* [Request]:
Scan the material for the word "good", and copy each line where it shows up.
......
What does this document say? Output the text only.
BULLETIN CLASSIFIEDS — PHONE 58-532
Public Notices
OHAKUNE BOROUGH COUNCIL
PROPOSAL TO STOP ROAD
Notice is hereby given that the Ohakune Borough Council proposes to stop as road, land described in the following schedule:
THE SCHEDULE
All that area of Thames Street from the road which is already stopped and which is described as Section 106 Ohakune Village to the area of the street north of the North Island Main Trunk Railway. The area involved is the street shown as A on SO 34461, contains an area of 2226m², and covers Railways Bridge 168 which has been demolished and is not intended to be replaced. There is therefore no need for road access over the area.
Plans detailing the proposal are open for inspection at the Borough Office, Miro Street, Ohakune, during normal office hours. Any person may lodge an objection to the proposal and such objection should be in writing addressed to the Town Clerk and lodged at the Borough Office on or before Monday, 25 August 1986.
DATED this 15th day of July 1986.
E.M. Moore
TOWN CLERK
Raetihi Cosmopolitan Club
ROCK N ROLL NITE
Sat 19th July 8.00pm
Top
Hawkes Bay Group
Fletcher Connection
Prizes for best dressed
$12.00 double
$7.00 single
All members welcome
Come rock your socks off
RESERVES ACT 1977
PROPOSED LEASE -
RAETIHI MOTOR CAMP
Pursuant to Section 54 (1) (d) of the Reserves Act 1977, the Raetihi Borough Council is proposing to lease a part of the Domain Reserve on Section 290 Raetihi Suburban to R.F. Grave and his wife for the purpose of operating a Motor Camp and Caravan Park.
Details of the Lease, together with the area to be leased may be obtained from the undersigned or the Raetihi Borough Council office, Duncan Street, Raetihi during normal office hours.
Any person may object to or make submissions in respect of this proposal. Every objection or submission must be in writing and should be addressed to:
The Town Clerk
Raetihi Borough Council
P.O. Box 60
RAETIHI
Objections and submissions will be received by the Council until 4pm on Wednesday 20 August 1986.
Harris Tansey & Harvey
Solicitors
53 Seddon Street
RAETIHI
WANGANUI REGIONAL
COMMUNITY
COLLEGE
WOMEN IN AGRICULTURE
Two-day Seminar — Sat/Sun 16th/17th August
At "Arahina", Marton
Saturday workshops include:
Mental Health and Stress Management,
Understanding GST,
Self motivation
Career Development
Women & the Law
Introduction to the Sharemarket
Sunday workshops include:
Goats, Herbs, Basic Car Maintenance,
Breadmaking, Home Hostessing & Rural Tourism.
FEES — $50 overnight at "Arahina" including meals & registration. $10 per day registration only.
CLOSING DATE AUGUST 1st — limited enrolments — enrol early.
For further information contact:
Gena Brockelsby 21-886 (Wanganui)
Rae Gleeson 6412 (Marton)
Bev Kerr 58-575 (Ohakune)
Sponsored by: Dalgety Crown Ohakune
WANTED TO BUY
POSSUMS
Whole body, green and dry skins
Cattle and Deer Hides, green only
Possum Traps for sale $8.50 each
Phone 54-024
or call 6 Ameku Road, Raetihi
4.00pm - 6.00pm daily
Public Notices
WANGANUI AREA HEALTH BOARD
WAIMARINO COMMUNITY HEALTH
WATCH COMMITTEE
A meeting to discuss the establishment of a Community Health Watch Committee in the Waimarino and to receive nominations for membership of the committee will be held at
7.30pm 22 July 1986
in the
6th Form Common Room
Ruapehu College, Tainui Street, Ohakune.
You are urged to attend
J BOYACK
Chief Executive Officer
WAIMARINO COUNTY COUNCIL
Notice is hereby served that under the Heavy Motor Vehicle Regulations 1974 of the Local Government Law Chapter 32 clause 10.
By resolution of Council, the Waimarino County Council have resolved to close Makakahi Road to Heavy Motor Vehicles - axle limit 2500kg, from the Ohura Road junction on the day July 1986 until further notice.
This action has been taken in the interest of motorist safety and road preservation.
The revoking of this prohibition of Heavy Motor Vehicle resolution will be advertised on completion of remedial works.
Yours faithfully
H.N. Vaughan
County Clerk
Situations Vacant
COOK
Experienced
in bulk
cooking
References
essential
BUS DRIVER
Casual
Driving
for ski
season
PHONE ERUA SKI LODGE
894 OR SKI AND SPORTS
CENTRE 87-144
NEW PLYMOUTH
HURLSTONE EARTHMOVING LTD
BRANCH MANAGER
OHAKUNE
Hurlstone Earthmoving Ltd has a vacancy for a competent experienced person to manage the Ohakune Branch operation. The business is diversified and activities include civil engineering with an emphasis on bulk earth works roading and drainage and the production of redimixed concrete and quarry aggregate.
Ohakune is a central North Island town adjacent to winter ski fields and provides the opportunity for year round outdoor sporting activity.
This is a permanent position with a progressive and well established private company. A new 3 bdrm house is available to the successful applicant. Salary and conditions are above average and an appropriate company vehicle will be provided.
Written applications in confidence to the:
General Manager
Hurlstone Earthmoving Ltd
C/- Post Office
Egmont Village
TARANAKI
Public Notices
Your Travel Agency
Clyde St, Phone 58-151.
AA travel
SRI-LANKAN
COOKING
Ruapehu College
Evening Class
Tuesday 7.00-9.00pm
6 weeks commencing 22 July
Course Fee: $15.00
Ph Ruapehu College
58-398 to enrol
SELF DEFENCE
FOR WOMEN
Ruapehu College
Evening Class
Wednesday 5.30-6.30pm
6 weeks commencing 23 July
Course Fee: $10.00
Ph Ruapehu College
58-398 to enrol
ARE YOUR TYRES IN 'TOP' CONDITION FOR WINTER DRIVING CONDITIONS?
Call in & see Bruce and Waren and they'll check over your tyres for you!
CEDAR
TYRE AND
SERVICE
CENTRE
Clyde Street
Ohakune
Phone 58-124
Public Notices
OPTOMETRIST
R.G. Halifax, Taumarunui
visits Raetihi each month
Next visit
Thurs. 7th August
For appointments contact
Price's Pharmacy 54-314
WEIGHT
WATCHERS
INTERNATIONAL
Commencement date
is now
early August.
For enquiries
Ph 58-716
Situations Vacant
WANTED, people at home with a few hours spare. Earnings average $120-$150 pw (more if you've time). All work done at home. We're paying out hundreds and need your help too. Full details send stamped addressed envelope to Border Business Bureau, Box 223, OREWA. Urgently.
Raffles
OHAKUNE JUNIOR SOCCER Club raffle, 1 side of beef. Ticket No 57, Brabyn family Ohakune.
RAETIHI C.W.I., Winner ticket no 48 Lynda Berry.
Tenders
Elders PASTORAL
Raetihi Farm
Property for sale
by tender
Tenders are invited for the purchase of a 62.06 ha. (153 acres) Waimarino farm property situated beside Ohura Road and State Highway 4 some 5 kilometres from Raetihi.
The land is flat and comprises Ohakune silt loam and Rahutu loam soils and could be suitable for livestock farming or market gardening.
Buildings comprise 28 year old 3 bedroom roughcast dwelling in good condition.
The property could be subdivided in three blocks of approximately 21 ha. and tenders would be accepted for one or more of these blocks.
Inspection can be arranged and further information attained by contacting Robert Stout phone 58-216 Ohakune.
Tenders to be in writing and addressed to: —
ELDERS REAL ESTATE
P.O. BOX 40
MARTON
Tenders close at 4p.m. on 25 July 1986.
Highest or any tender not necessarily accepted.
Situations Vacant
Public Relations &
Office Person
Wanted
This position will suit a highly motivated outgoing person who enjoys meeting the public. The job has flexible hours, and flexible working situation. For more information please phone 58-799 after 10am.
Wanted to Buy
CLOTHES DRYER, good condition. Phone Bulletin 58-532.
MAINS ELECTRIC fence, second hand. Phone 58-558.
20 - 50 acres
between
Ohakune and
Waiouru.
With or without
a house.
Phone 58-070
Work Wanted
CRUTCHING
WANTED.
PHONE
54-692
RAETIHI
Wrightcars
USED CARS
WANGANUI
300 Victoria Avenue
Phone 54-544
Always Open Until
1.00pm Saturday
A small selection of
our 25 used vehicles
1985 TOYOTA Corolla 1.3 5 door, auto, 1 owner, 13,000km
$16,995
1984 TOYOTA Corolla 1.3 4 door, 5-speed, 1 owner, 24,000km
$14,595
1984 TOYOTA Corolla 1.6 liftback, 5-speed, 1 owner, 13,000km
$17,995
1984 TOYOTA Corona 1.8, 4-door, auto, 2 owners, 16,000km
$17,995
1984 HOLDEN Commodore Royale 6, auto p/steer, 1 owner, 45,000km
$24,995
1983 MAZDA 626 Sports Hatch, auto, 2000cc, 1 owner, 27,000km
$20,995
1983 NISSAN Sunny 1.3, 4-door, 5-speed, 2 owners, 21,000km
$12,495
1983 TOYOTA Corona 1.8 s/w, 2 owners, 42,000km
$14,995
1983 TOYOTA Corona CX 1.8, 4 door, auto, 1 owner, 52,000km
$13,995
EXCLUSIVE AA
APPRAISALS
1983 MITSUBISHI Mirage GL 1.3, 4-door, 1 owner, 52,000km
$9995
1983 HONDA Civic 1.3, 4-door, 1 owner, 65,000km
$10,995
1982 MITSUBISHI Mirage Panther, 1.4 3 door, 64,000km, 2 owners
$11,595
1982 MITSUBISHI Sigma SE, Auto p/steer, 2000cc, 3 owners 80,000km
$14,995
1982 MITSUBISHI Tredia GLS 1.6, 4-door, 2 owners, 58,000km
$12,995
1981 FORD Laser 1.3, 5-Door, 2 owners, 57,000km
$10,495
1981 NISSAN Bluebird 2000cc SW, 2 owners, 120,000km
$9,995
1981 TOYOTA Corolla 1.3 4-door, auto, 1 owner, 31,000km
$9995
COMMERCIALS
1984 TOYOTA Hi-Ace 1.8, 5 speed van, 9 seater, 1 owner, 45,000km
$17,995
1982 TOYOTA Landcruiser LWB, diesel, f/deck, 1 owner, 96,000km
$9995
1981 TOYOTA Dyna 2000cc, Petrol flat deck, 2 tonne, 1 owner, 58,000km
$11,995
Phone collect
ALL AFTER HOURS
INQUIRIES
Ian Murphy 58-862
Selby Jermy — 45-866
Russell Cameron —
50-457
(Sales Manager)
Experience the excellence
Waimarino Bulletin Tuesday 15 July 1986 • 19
......
* [Full solution]:
Buildings comprise 28 year old 3 bedroom roughcast dwelling in good condition.
CLOTHES DRYER, good condition. Phone Bulletin 58-532.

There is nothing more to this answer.